Short problem 1 – Sum up the text on fellowship and peace in two sentences.
Short problem 2 – Reproduce word for word the part of the text on fellowship and peace that opens with the words containing "The ideal congregation" and closes with "appreciate us personally.".

Extract –

Working well with others contributes to deeper and stronger fellowship among faithful children of God.  Those who have achieved a quality working relationship with their co-workers do not place an emphasis upon personal power, prestige, influence, or position.  Generally, their personal needs become secondary to the welfare of the body of Christ.  Rather, these seek the position and work for which they are best suited in the local congregation (1 Corinthians 12, Romans 12, Matthew 25:14-30).  Through such efforts fellowship is promoted and qualitatively impacted.

A further strengthening of our fellowship may also be achieved through joint activities designed to provide opportunities to both understand and appreciate one another.  Additionally, by seeking a common understanding of spiritual issues and developing a kindred spirit and like-values, we may very well avoid spiritual pitfalls which have the capacity to challenge the strength and quality of our fellowship.  May we have the courage to invest much labor in the maintenance and improvement of our godly fellowship.

The ideal congregation lives peaceably with others.  The apostle Paul, in admonishing Christians in Rome, said,  “If possible, so far as it depends on you, be at peace with all men” (Romans 12:18).  Though the attitudes and actions of others may impact our personal contexts unfavorably, we yet have obligation based on divine instruction to employ our full capacity to promote peaceful co-existence among others, including those who may not appreciate us personally.

In living peacefully among all men, may we see the wisdom in never allowing any judgmental issue to generate division, especially in the lord’s church (Romans 14).  Some have expressed the fear that we may , on the one hand, intellectually and theologically recognize the wisdom and righteousness of this course while, on the other hand, we fail to regularly practice that which we know to be right in these matters.  May we as well never allow personal pride to hamper relationships in our search for peaceful co-existence.  Though peace is a wonderful and biblical goal to fervently pursue, may our allegiance to the word of God never be sacrificed in the pursuit of peace.  If we cannot maintain peace with men, though seeking it, let us maintain reconciliation and peace with God through faithfulness unto His Word.  After all is said and done, peace with all men will be within our reach when the mass of society, including faithful Christians, truly commits themselves to faithful Christian conduct.  May the Lord bless us in our search for peace.

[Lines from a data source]
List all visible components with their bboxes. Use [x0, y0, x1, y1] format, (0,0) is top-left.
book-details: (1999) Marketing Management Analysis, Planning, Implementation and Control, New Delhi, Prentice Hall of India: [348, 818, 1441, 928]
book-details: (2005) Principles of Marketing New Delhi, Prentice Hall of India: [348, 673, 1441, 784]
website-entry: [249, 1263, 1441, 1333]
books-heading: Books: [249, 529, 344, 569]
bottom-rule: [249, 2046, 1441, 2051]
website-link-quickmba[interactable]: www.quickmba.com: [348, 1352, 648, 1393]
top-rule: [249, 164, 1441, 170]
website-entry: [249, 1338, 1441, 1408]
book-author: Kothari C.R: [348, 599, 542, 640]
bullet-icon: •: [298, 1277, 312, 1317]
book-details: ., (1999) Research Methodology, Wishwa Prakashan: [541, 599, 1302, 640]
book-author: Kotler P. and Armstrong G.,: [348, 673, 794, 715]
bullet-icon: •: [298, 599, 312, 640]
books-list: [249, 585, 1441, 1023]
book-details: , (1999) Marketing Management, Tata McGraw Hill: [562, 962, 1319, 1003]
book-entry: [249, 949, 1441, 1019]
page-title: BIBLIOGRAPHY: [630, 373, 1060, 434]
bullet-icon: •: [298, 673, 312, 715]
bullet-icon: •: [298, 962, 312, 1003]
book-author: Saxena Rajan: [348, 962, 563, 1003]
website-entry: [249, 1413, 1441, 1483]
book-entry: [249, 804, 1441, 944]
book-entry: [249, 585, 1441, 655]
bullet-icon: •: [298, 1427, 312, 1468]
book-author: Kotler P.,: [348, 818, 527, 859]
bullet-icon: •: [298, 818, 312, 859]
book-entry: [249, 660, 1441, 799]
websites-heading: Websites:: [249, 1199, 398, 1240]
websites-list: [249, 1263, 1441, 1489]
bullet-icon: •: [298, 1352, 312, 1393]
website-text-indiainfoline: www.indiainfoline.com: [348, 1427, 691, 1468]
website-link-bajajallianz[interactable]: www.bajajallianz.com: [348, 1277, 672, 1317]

Correct response 1 – Working well with others, without seeking personal power, prestige or position, deepens fellowship among God's faithful children, and joint activities and a shared understanding of spiritual issues can strengthen it further. The ideal congregation lives peaceably with all men and never lets judgmental issues or personal pride cause division, yet it never gives up allegiance to the word of God for the sake of peace.

Correct response 2 –
The ideal congregation lives peaceably with others.  The apostle Paul, in admonishing Christians in Rome, said,  “If possible, so far as it depends on you, be at peace with all men” (Romans 12:18).  Though the attitudes and actions of others may impact our personal contexts unfavorably, we yet have obligation based on divine instruction to employ our full capacity to promote peaceful co-existence among others, including those who may not appreciate us personally.